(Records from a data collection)
'''
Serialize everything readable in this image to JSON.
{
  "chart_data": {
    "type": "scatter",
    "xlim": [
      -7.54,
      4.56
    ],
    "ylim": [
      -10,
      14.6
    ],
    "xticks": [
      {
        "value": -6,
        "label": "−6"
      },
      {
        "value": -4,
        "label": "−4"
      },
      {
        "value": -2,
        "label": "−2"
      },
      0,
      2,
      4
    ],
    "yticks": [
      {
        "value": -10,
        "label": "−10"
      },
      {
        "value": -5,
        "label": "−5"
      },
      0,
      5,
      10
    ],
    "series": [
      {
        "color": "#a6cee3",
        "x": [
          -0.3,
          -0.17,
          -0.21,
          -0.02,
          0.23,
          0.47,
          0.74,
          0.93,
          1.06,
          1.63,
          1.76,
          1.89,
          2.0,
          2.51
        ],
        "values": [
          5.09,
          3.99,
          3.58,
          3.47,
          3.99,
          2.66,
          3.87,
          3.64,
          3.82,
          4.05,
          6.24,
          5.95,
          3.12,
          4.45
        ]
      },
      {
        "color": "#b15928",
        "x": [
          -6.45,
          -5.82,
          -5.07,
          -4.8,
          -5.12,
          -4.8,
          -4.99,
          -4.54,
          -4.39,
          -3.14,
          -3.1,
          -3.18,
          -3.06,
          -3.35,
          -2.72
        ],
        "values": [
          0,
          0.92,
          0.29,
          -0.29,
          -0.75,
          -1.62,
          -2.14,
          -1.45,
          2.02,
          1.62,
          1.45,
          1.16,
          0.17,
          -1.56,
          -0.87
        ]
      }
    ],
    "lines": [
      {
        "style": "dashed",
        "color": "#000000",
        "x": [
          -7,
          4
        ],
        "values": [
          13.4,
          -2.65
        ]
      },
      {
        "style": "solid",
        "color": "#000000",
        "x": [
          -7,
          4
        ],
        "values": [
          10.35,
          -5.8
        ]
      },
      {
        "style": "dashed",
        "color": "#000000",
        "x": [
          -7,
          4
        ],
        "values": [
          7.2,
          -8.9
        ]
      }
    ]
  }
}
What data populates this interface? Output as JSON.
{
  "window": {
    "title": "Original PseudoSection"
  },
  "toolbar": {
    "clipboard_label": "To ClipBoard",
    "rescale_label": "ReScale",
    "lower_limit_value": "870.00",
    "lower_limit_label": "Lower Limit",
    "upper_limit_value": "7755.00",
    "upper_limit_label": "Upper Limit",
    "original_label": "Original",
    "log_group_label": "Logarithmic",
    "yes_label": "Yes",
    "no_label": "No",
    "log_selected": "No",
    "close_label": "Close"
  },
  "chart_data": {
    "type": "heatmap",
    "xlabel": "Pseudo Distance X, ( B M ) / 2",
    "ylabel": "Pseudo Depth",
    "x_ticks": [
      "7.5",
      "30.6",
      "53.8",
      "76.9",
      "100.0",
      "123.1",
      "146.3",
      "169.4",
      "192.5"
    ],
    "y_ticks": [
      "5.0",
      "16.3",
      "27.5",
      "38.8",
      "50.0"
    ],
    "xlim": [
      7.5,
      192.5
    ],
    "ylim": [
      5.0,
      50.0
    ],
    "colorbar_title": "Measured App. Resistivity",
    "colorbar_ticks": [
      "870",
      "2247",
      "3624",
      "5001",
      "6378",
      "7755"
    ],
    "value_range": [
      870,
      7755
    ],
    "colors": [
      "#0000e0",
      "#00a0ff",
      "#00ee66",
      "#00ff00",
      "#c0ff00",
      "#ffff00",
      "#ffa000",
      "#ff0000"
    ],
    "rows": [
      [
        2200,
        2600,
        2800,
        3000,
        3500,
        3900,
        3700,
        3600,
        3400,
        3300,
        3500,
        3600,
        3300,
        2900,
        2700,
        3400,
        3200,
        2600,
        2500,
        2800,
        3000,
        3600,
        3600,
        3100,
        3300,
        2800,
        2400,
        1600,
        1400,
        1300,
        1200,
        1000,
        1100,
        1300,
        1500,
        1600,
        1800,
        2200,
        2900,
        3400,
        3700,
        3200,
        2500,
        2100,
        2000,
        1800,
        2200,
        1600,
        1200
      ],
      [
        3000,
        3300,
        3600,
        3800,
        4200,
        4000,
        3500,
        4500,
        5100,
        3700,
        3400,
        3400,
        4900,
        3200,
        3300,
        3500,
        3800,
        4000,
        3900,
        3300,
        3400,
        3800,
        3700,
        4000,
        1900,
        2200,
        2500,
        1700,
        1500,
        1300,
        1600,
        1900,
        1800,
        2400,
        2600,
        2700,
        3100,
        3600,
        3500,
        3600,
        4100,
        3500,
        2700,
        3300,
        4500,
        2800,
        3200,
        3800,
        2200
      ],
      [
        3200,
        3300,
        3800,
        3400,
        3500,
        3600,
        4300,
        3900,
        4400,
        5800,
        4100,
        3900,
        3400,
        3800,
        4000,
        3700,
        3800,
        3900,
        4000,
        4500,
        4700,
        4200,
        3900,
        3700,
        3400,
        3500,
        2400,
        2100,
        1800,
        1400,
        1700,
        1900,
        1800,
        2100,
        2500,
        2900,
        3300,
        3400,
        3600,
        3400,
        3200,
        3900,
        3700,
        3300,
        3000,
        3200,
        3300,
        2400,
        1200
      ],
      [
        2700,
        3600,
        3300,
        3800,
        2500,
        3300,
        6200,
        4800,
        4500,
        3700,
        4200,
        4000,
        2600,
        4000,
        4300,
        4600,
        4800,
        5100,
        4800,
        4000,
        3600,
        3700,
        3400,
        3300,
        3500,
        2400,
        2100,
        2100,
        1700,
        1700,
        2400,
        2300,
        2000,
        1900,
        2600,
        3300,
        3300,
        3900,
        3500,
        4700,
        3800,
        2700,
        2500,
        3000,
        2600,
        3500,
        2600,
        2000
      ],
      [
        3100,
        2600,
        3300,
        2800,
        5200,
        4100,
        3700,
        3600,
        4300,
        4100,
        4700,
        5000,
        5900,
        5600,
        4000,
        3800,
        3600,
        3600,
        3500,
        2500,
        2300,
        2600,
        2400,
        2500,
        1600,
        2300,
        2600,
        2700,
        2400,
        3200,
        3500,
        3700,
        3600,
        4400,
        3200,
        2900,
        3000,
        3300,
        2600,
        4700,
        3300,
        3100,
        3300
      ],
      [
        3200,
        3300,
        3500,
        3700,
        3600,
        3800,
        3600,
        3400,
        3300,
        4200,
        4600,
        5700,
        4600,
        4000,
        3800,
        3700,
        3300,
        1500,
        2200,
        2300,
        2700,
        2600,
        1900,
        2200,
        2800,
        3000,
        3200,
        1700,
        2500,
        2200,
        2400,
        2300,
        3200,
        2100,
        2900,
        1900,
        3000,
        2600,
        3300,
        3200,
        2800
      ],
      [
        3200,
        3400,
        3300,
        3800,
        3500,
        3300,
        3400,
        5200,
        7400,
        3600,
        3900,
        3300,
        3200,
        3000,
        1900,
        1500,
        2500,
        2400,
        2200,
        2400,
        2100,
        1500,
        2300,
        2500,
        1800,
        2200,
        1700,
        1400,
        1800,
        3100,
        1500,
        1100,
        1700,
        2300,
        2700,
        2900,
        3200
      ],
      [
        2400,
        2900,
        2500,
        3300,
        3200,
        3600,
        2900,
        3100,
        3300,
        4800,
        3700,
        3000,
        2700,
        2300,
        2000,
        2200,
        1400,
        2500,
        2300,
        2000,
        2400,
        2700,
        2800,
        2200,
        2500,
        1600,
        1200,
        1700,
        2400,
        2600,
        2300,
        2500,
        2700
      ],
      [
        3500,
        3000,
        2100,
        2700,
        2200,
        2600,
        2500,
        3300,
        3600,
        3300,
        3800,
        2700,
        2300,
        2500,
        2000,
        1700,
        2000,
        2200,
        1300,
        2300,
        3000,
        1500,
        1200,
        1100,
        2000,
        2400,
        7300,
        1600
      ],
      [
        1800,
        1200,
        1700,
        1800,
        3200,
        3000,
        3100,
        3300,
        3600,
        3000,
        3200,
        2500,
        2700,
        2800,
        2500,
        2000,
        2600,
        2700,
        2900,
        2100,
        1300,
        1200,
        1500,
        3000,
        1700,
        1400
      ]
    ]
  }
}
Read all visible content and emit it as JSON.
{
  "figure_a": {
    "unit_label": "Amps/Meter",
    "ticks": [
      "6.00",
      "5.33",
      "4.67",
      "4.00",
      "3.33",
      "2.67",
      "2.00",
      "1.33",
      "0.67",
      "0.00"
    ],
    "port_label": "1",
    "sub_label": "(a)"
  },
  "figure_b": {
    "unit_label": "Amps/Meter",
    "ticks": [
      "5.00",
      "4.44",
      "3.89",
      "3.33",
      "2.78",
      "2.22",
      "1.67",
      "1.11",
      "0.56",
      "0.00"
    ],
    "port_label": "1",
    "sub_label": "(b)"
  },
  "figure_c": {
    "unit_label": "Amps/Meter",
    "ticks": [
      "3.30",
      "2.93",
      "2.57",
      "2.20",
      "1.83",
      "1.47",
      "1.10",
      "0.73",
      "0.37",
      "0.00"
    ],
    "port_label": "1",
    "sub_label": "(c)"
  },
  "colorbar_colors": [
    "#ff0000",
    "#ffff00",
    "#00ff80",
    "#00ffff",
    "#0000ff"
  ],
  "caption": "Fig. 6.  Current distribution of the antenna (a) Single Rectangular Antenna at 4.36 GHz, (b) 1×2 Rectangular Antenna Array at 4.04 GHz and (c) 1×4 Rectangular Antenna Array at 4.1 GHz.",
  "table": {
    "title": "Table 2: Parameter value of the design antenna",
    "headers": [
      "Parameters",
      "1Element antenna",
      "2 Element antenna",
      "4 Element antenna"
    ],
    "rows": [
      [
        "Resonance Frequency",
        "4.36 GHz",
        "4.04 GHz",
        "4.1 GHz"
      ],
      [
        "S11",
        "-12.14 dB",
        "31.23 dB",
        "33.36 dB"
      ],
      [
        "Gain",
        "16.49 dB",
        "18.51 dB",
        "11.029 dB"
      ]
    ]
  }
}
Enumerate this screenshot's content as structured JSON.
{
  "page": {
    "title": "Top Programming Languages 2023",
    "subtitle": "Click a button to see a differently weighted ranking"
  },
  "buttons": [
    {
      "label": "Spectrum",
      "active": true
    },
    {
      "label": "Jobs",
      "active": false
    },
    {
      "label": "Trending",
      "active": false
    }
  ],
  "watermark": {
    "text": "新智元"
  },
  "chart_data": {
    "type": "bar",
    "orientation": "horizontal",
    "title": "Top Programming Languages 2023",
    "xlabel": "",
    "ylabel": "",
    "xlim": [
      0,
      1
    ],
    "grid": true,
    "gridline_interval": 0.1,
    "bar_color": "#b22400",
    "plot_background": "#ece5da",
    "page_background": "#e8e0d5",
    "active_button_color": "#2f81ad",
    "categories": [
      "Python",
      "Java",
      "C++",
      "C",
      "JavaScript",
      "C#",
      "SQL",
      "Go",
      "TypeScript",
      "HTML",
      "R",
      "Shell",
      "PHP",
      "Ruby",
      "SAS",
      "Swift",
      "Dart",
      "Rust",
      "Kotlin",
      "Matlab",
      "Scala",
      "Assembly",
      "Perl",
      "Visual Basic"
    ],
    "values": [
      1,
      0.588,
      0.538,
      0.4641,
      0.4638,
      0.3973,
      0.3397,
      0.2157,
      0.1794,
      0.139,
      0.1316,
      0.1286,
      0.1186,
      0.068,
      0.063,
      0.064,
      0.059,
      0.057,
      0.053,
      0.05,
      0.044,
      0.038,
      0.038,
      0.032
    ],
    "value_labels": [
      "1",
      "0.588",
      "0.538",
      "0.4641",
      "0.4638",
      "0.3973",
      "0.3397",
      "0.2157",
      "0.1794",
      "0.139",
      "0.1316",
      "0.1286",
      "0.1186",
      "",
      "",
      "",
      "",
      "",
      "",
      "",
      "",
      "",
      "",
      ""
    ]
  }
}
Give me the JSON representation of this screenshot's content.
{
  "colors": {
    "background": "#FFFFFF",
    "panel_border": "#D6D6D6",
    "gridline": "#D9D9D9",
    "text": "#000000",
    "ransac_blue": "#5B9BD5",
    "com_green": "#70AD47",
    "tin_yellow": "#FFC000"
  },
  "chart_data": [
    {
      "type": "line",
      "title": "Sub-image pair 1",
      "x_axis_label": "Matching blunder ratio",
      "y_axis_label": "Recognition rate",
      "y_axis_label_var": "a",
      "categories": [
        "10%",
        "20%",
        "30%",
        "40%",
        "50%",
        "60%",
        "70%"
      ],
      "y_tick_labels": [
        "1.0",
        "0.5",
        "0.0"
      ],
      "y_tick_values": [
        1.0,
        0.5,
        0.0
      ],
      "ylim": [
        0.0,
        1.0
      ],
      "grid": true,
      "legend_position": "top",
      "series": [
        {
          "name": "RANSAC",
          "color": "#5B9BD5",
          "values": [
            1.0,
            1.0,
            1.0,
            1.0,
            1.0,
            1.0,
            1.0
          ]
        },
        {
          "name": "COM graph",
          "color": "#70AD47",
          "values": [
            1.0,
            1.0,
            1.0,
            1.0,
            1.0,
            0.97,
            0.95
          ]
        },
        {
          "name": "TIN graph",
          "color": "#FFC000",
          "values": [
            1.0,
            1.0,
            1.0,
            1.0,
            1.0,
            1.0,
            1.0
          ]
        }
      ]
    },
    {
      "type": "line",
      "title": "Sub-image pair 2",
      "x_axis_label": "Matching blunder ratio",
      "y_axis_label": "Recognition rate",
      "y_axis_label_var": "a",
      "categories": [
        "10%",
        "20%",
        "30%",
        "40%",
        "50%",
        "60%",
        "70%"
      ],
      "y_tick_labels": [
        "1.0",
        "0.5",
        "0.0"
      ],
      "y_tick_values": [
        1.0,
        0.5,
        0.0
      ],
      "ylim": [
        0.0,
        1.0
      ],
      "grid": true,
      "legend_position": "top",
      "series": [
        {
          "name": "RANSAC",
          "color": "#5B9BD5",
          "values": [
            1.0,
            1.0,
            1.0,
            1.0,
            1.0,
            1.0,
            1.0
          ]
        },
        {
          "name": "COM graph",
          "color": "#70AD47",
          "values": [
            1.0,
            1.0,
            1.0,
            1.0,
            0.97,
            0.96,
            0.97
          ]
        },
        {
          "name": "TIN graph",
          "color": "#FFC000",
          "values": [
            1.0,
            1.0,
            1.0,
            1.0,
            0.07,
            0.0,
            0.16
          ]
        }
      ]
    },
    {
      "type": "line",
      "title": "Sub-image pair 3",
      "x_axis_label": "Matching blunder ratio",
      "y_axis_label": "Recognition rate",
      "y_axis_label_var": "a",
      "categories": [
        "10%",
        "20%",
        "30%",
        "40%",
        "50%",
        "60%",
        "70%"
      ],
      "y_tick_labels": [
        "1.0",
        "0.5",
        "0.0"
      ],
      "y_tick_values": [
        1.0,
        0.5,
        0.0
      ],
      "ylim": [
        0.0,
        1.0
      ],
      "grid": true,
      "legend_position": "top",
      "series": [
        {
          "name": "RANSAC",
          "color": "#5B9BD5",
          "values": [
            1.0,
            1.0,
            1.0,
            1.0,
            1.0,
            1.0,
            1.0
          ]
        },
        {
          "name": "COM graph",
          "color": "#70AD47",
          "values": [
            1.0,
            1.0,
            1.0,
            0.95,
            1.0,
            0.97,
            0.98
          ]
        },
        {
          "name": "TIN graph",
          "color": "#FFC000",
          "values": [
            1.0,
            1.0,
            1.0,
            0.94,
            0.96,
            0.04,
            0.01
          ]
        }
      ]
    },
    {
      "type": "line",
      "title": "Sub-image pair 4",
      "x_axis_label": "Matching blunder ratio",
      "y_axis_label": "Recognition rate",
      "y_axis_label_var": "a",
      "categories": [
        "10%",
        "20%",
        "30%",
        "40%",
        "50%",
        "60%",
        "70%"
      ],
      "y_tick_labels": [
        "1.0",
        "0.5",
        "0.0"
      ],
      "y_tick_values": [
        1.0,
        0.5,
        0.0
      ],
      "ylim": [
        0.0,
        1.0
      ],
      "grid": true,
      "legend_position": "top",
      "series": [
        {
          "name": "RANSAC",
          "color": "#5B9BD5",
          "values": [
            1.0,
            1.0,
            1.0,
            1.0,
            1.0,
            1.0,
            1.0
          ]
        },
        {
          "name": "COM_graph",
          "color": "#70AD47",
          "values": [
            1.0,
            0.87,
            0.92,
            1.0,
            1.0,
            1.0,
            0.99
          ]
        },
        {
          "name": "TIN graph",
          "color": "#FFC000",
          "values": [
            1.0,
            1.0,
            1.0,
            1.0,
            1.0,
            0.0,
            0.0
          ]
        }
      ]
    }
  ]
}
'''
Find every line in the records above that holds the word "JSON", and copy each one.

Serialize everything readable in this image to JSON.
What data populates this interface? Output as JSON.
Read all visible content and emit it as JSON.
Enumerate this screenshot's content as structured JSON.
Give me the JSON representation of this screenshot's content.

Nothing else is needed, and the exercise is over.